• [Source material]
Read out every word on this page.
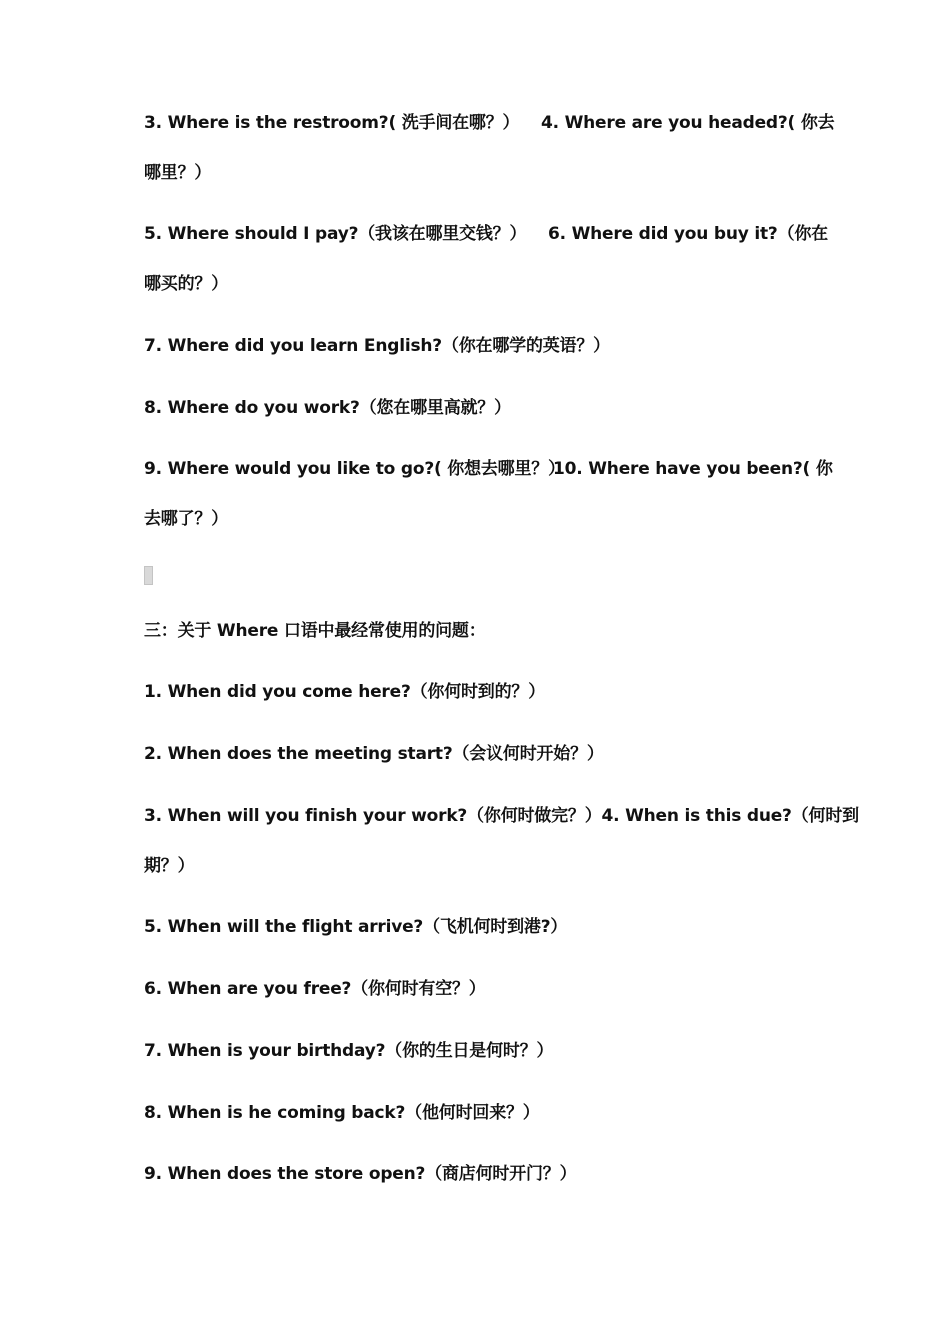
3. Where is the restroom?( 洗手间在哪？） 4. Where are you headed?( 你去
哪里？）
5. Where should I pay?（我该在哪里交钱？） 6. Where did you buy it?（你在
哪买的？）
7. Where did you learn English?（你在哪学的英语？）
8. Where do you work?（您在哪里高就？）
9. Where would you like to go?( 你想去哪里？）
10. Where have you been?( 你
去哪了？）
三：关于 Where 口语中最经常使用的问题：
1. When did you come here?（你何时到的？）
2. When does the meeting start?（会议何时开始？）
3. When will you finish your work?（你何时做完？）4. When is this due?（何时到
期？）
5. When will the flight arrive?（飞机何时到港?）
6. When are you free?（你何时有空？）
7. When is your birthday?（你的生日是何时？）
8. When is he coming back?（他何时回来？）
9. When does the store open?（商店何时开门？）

--

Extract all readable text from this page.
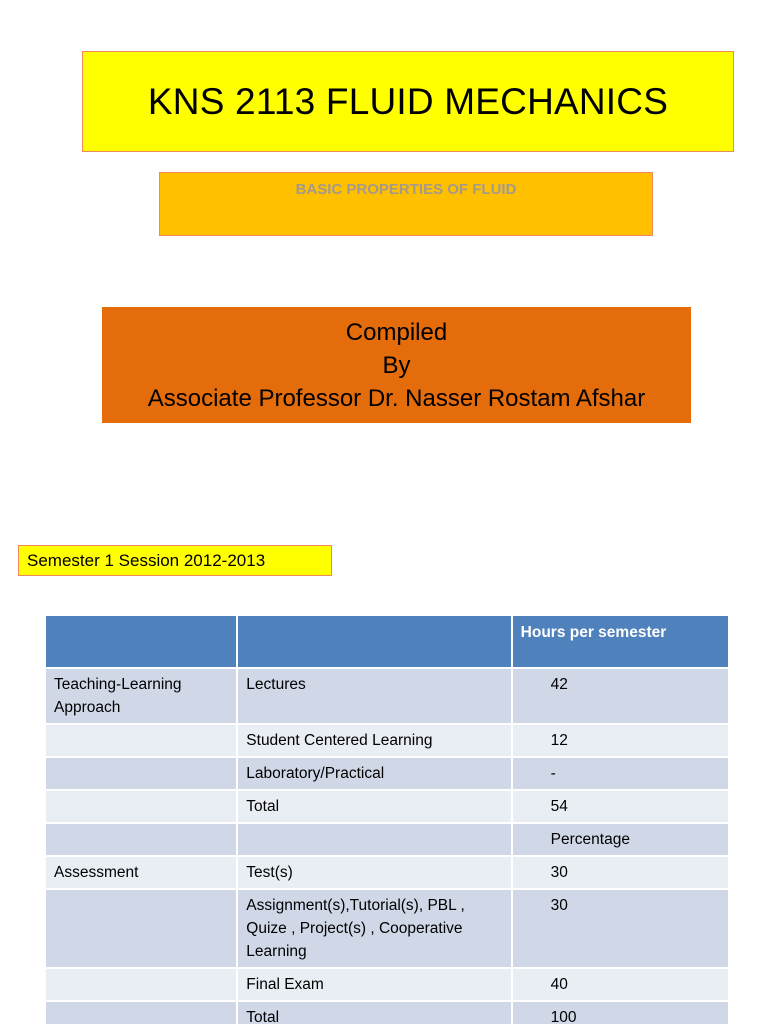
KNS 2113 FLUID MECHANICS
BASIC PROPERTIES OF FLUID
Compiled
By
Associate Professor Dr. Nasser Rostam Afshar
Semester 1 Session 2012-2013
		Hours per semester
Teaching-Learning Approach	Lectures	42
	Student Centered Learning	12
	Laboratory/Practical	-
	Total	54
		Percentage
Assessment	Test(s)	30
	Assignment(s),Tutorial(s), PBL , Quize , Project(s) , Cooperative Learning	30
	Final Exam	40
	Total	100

• [Exercise objective] Scan the listing above. Collect all lines with the word "does".

• [Solution for this exercise]
2. When does the meeting start?（会议何时开始？）
9. When does the store open?（商店何时开门？）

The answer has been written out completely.